Given task
Without the pictures, reproduce the records that follow exactly.
== Data shown ==
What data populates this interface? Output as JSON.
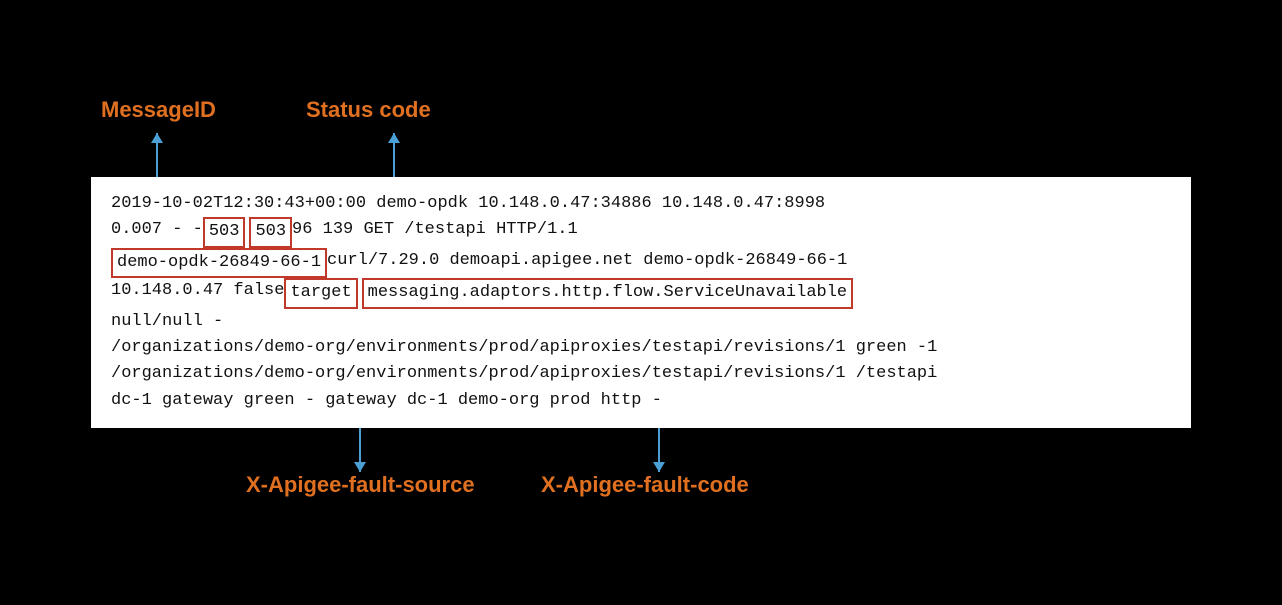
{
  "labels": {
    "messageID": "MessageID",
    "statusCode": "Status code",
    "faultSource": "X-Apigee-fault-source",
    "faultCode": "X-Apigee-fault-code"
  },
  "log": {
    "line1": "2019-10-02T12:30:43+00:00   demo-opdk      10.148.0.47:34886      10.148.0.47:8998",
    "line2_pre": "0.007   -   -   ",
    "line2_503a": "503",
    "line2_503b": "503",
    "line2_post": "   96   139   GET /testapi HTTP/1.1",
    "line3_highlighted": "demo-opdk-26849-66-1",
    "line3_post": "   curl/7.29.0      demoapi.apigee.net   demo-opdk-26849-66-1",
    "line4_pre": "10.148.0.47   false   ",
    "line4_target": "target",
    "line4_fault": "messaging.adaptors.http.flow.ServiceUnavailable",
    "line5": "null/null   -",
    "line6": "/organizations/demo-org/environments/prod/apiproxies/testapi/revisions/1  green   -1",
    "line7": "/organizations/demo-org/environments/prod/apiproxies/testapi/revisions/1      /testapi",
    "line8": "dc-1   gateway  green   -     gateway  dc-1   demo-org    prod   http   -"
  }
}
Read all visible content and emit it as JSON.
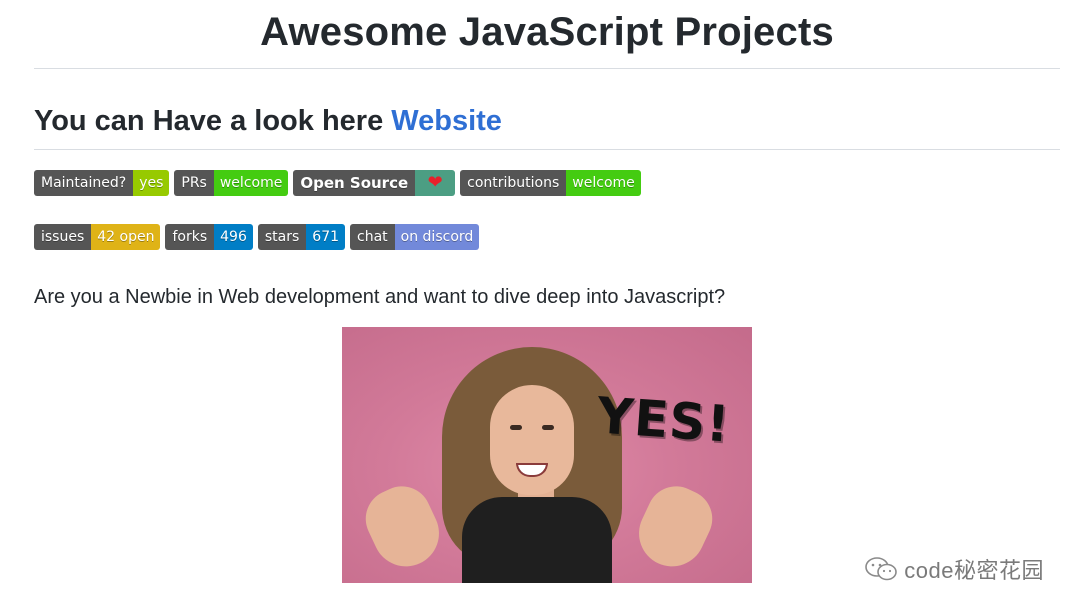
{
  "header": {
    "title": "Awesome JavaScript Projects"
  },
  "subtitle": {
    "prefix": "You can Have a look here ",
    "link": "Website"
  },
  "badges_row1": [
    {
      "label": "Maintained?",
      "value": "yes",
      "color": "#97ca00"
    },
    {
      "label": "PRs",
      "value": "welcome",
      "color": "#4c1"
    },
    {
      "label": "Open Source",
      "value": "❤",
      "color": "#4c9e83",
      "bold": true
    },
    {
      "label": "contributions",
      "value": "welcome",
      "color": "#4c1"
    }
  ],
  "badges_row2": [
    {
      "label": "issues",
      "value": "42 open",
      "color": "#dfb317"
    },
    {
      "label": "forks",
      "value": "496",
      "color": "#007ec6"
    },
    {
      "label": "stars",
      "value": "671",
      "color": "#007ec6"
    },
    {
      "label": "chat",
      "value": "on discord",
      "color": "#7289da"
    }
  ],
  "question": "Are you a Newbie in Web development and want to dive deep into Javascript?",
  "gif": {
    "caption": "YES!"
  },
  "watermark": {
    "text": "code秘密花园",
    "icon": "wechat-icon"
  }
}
===
Response
What data populates this interface? Output as JSON.
{
  "labels": {
    "messageID": "MessageID",
    "statusCode": "Status code",
    "faultSource": "X-Apigee-fault-source",
    "faultCode": "X-Apigee-fault-code"
  },
  "log": {
    "line1": "2019-10-02T12:30:43+00:00   demo-opdk      10.148.0.47:34886      10.148.0.47:8998",
    "line2_pre": "0.007   -   -   ",
    "line2_503a": "503",
    "line2_503b": "503",
    "line2_post": "   96   139   GET /testapi HTTP/1.1",
    "line3_highlighted": "demo-opdk-26849-66-1",
    "line3_post": "   curl/7.29.0      demoapi.apigee.net   demo-opdk-26849-66-1",
    "line4_pre": "10.148.0.47   false   ",
    "line4_target": "target",
    "line4_fault": "messaging.adaptors.http.flow.ServiceUnavailable",
    "line5": "null/null   -",
    "line6": "/organizations/demo-org/environments/prod/apiproxies/testapi/revisions/1  green   -1",
    "line7": "/organizations/demo-org/environments/prod/apiproxies/testapi/revisions/1      /testapi",
    "line8": "dc-1   gateway  green   -     gateway  dc-1   demo-org    prod   http   -"
  }
}
Read all visible content and emit it as JSON.
{
  "header": {
    "title": "Awesome JavaScript Projects"
  },
  "subtitle": {
    "prefix": "You can Have a look here ",
    "link": "Website"
  },
  "badges_row1": [
    {
      "label": "Maintained?",
      "value": "yes",
      "color": "#97ca00"
    },
    {
      "label": "PRs",
      "value": "welcome",
      "color": "#4c1"
    },
    {
      "label": "Open Source",
      "value": "❤",
      "color": "#4c9e83",
      "bold": true
    },
    {
      "label": "contributions",
      "value": "welcome",
      "color": "#4c1"
    }
  ],
  "badges_row2": [
    {
      "label": "issues",
      "value": "42 open",
      "color": "#dfb317"
    },
    {
      "label": "forks",
      "value": "496",
      "color": "#007ec6"
    },
    {
      "label": "stars",
      "value": "671",
      "color": "#007ec6"
    },
    {
      "label": "chat",
      "value": "on discord",
      "color": "#7289da"
    }
  ],
  "question": "Are you a Newbie in Web development and want to dive deep into Javascript?",
  "gif": {
    "caption": "YES!"
  },
  "watermark": {
    "text": "code秘密花园",
    "icon": "wechat-icon"
  }
}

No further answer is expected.